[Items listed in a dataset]
————
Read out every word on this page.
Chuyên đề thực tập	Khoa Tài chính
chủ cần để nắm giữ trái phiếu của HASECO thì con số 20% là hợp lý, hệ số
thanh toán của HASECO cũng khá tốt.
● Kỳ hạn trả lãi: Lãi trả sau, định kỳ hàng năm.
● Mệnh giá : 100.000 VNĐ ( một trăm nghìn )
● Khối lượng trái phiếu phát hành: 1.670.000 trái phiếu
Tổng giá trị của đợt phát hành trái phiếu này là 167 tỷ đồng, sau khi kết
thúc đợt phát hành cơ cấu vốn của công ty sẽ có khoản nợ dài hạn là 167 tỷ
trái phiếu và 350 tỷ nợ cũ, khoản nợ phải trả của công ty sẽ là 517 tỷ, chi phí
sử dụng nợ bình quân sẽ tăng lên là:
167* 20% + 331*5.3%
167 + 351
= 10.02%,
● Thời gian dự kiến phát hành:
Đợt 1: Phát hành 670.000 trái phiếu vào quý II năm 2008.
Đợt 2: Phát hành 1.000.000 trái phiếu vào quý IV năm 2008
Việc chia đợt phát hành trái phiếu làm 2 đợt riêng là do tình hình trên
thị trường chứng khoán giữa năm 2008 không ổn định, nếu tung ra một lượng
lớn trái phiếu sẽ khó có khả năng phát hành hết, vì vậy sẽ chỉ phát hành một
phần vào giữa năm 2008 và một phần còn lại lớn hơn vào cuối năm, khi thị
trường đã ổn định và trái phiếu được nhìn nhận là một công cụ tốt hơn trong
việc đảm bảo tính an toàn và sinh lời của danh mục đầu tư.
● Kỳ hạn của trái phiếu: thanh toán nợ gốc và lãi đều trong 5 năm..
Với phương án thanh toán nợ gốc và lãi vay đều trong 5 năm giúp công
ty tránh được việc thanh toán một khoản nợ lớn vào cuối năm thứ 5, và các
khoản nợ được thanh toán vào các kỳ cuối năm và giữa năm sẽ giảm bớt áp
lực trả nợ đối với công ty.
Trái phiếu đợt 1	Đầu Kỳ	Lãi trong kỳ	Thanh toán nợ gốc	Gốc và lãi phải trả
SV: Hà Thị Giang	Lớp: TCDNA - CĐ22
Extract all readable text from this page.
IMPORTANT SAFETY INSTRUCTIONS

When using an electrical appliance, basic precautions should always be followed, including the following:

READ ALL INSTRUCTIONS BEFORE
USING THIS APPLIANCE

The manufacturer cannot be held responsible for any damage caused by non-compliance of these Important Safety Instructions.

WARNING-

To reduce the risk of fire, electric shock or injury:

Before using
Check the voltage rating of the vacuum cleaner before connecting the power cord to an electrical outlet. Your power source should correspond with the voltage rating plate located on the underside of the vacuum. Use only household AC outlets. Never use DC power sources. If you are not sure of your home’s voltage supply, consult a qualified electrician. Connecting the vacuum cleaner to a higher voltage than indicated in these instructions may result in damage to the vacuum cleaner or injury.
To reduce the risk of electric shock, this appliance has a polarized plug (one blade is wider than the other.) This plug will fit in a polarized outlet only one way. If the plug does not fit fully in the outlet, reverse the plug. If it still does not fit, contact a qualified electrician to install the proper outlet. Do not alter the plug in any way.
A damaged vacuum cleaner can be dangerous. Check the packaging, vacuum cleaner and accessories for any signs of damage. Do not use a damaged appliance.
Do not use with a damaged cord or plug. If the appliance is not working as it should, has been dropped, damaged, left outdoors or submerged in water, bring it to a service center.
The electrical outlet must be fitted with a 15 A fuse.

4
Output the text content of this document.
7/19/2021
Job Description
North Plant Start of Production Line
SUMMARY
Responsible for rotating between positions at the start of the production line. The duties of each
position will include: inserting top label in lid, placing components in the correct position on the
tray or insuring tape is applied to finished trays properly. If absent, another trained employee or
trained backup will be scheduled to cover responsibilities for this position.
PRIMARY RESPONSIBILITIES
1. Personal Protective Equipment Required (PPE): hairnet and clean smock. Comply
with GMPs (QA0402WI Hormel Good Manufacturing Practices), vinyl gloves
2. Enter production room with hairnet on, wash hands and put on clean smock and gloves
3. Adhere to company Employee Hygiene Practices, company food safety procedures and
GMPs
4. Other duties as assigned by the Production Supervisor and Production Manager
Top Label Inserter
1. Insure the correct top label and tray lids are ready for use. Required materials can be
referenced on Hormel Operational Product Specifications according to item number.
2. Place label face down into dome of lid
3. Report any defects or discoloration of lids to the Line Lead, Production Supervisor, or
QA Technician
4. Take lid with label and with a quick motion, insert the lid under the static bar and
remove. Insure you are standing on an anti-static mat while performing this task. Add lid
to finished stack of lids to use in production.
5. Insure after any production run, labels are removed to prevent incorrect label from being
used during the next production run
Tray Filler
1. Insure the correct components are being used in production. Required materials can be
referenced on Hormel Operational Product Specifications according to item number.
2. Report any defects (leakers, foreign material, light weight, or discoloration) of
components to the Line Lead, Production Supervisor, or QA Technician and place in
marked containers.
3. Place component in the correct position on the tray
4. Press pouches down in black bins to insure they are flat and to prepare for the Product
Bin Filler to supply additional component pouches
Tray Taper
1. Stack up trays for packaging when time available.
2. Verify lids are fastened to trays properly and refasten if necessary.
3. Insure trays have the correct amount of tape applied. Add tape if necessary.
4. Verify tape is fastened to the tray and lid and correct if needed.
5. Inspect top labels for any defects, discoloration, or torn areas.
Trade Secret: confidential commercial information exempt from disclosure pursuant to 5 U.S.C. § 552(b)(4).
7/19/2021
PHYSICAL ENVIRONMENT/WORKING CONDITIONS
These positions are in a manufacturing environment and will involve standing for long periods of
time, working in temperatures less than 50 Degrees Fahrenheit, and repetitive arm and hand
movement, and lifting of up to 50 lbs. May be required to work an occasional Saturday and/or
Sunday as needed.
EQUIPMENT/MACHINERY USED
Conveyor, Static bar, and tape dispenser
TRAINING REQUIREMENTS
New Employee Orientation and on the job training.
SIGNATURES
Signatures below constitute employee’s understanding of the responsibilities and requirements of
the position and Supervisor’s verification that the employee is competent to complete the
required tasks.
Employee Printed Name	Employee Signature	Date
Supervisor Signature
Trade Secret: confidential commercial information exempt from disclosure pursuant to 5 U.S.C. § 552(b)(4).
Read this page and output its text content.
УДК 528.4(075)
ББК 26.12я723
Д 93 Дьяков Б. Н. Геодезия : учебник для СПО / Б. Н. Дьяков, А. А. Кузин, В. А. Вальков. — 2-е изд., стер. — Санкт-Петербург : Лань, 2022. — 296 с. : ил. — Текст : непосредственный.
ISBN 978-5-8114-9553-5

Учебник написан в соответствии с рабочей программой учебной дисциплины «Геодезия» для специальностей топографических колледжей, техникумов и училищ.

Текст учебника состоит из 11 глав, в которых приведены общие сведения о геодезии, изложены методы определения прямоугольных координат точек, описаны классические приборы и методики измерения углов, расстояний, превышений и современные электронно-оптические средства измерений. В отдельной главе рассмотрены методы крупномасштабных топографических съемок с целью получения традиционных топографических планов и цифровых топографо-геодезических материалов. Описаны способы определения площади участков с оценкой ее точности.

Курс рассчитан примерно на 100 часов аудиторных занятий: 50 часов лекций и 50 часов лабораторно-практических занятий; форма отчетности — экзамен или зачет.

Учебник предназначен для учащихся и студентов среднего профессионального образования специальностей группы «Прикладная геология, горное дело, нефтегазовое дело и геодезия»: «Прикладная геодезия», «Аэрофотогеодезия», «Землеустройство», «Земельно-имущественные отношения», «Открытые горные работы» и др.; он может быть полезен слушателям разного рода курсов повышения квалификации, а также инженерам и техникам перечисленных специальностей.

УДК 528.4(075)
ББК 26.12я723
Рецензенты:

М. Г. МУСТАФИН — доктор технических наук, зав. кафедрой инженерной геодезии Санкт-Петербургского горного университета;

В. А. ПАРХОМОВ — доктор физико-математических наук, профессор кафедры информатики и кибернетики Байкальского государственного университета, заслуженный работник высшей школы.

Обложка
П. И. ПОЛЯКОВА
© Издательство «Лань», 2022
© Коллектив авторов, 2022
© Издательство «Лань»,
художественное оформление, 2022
————
▶ [Direction]
Collect, from the material above, every line containing the word "defects".

▶ [Task output]
3. Report any defects or discoloration of lids to the Line Lead, Production Supervisor, or
2. Report any defects (leakers, foreign material, light weight, or discoloration) of
5. Inspect top labels for any defects, discoloration, or torn areas.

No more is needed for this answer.